Entries from a dataset
——

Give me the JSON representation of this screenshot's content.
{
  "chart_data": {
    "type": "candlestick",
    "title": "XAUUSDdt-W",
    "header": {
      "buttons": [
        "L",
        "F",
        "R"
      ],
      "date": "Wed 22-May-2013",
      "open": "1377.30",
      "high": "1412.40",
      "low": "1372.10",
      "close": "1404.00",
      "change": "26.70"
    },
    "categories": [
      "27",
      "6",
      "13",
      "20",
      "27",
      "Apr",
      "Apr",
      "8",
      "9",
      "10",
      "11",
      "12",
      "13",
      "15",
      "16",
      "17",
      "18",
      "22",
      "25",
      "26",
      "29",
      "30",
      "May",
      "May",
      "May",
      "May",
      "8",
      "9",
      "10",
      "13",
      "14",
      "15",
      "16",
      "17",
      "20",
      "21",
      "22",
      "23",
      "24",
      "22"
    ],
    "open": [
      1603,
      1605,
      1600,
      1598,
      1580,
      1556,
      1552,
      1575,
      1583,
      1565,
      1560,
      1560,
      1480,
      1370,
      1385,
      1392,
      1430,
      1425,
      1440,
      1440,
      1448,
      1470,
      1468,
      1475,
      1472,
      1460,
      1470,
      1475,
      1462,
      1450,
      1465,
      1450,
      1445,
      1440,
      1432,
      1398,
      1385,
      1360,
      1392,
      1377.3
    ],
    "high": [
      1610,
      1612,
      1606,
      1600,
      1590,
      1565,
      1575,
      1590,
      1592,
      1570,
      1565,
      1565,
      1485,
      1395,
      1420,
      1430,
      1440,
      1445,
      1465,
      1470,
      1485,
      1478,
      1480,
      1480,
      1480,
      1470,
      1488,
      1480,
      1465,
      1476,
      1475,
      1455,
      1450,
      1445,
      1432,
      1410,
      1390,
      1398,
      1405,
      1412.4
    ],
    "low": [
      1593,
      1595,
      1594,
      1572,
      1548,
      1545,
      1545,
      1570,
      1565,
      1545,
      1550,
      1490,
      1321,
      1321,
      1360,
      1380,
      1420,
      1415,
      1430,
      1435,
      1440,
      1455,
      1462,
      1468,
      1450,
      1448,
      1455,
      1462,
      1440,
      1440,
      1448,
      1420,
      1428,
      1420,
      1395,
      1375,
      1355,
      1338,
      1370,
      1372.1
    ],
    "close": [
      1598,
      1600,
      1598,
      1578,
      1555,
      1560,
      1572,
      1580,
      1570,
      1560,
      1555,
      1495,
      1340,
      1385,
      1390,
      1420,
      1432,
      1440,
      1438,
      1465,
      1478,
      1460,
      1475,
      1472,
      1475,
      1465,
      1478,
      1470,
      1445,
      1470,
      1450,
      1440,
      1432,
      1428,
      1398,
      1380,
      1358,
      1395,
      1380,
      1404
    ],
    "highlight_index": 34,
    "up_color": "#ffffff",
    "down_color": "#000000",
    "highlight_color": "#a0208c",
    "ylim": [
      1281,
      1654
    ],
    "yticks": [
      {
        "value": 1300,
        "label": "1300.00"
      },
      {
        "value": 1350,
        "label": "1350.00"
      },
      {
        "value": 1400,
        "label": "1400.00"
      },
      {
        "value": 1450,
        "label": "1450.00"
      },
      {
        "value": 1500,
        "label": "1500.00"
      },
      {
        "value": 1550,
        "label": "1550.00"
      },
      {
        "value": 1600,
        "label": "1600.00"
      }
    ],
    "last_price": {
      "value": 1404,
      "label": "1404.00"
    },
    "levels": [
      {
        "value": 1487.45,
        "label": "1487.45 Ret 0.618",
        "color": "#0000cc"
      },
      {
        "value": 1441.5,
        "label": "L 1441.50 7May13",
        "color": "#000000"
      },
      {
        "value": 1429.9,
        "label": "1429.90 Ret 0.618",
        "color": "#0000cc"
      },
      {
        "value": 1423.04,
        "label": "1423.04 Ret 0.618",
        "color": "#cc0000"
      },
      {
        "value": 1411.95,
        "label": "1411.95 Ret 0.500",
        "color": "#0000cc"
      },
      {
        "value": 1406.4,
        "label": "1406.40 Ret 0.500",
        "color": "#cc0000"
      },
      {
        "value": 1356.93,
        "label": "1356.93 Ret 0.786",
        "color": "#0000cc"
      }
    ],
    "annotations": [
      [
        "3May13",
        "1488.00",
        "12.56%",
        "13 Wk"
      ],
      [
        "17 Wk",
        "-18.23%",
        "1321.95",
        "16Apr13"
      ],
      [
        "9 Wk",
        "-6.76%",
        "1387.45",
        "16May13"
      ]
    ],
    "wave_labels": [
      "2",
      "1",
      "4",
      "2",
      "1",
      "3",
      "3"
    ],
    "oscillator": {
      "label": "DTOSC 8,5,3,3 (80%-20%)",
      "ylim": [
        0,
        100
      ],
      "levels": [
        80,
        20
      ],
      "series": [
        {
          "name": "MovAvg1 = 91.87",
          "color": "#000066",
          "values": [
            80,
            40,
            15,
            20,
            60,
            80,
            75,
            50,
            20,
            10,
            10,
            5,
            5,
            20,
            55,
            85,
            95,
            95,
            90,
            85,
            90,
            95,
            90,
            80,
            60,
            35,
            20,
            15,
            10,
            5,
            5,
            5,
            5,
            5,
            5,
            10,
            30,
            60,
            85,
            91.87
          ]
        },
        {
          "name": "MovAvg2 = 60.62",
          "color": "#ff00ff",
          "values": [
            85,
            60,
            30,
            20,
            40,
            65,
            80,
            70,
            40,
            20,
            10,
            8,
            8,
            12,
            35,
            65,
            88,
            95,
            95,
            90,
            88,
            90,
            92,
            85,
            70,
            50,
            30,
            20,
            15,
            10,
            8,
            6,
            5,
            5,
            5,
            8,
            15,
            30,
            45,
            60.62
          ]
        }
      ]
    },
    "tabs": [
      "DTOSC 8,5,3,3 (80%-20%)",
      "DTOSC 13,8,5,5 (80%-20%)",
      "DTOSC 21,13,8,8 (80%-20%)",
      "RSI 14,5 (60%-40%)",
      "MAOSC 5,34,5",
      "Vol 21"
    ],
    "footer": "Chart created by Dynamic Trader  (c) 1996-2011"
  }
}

——

--- Exercise details ---
Set down the entries above again, word for word.

--- Complete output ---
Give me the JSON representation of this screenshot's content.
{
  "chart_data": {
    "type": "candlestick",
    "title": "XAUUSDdt-W",
    "header": {
      "buttons": [
        "L",
        "F",
        "R"
      ],
      "date": "Wed 22-May-2013",
      "open": "1377.30",
      "high": "1412.40",
      "low": "1372.10",
      "close": "1404.00",
      "change": "26.70"
    },
    "categories": [
      "27",
      "6",
      "13",
      "20",
      "27",
      "Apr",
      "Apr",
      "8",
      "9",
      "10",
      "11",
      "12",
      "13",
      "15",
      "16",
      "17",
      "18",
      "22",
      "25",
      "26",
      "29",
      "30",
      "May",
      "May",
      "May",
      "May",
      "8",
      "9",
      "10",
      "13",
      "14",
      "15",
      "16",
      "17",
      "20",
      "21",
      "22",
      "23",
      "24",
      "22"
    ],
    "open": [
      1603,
      1605,
      1600,
      1598,
      1580,
      1556,
      1552,
      1575,
      1583,
      1565,
      1560,
      1560,
      1480,
      1370,
      1385,
      1392,
      1430,
      1425,
      1440,
      1440,
      1448,
      1470,
      1468,
      1475,
      1472,
      1460,
      1470,
      1475,
      1462,
      1450,
      1465,
      1450,
      1445,
      1440,
      1432,
      1398,
      1385,
      1360,
      1392,
      1377.3
    ],
    "high": [
      1610,
      1612,
      1606,
      1600,
      1590,
      1565,
      1575,
      1590,
      1592,
      1570,
      1565,
      1565,
      1485,
      1395,
      1420,
      1430,
      1440,
      1445,
      1465,
      1470,
      1485,
      1478,
      1480,
      1480,
      1480,
      1470,
      1488,
      1480,
      1465,
      1476,
      1475,
      1455,
      1450,
      1445,
      1432,
      1410,
      1390,
      1398,
      1405,
      1412.4
    ],
    "low": [
      1593,
      1595,
      1594,
      1572,
      1548,
      1545,
      1545,
      1570,
      1565,
      1545,
      1550,
      1490,
      1321,
      1321,
      1360,
      1380,
      1420,
      1415,
      1430,
      1435,
      1440,
      1455,
      1462,
      1468,
      1450,
      1448,
      1455,
      1462,
      1440,
      1440,
      1448,
      1420,
      1428,
      1420,
      1395,
      1375,
      1355,
      1338,
      1370,
      1372.1
    ],
    "close": [
      1598,
      1600,
      1598,
      1578,
      1555,
      1560,
      1572,
      1580,
      1570,
      1560,
      1555,
      1495,
      1340,
      1385,
      1390,
      1420,
      1432,
      1440,
      1438,
      1465,
      1478,
      1460,
      1475,
      1472,
      1475,
      1465,
      1478,
      1470,
      1445,
      1470,
      1450,
      1440,
      1432,
      1428,
      1398,
      1380,
      1358,
      1395,
      1380,
      1404
    ],
    "highlight_index": 34,
    "up_color": "#ffffff",
    "down_color": "#000000",
    "highlight_color": "#a0208c",
    "ylim": [
      1281,
      1654
    ],
    "yticks": [
      {
        "value": 1300,
        "label": "1300.00"
      },
      {
        "value": 1350,
        "label": "1350.00"
      },
      {
        "value": 1400,
        "label": "1400.00"
      },
      {
        "value": 1450,
        "label": "1450.00"
      },
      {
        "value": 1500,
        "label": "1500.00"
      },
      {
        "value": 1550,
        "label": "1550.00"
      },
      {
        "value": 1600,
        "label": "1600.00"
      }
    ],
    "last_price": {
      "value": 1404,
      "label": "1404.00"
    },
    "levels": [
      {
        "value": 1487.45,
        "label": "1487.45 Ret 0.618",
        "color": "#0000cc"
      },
      {
        "value": 1441.5,
        "label": "L 1441.50 7May13",
        "color": "#000000"
      },
      {
        "value": 1429.9,
        "label": "1429.90 Ret 0.618",
        "color": "#0000cc"
      },
      {
        "value": 1423.04,
        "label": "1423.04 Ret 0.618",
        "color": "#cc0000"
      },
      {
        "value": 1411.95,
        "label": "1411.95 Ret 0.500",
        "color": "#0000cc"
      },
      {
        "value": 1406.4,
        "label": "1406.40 Ret 0.500",
        "color": "#cc0000"
      },
      {
        "value": 1356.93,
        "label": "1356.93 Ret 0.786",
        "color": "#0000cc"
      }
    ],
    "annotations": [
      [
        "3May13",
        "1488.00",
        "12.56%",
        "13 Wk"
      ],
      [
        "17 Wk",
        "-18.23%",
        "1321.95",
        "16Apr13"
      ],
      [
        "9 Wk",
        "-6.76%",
        "1387.45",
        "16May13"
      ]
    ],
    "wave_labels": [
      "2",
      "1",
      "4",
      "2",
      "1",
      "3",
      "3"
    ],
    "oscillator": {
      "label": "DTOSC 8,5,3,3 (80%-20%)",
      "ylim": [
        0,
        100
      ],
      "levels": [
        80,
        20
      ],
      "series": [
        {
          "name": "MovAvg1 = 91.87",
          "color": "#000066",
          "values": [
            80,
            40,
            15,
            20,
            60,
            80,
            75,
            50,
            20,
            10,
            10,
            5,
            5,
            20,
            55,
            85,
            95,
            95,
            90,
            85,
            90,
            95,
            90,
            80,
            60,
            35,
            20,
            15,
            10,
            5,
            5,
            5,
            5,
            5,
            5,
            10,
            30,
            60,
            85,
            91.87
          ]
        },
        {
          "name": "MovAvg2 = 60.62",
          "color": "#ff00ff",
          "values": [
            85,
            60,
            30,
            20,
            40,
            65,
            80,
            70,
            40,
            20,
            10,
            8,
            8,
            12,
            35,
            65,
            88,
            95,
            95,
            90,
            88,
            90,
            92,
            85,
            70,
            50,
            30,
            20,
            15,
            10,
            8,
            6,
            5,
            5,
            5,
            8,
            15,
            30,
            45,
            60.62
          ]
        }
      ]
    },
    "tabs": [
      "DTOSC 8,5,3,3 (80%-20%)",
      "DTOSC 13,8,5,5 (80%-20%)",
      "DTOSC 21,13,8,8 (80%-20%)",
      "RSI 14,5 (60%-40%)",
      "MAOSC 5,34,5",
      "Vol 21"
    ],
    "footer": "Chart created by Dynamic Trader  (c) 1996-2011"
  }
}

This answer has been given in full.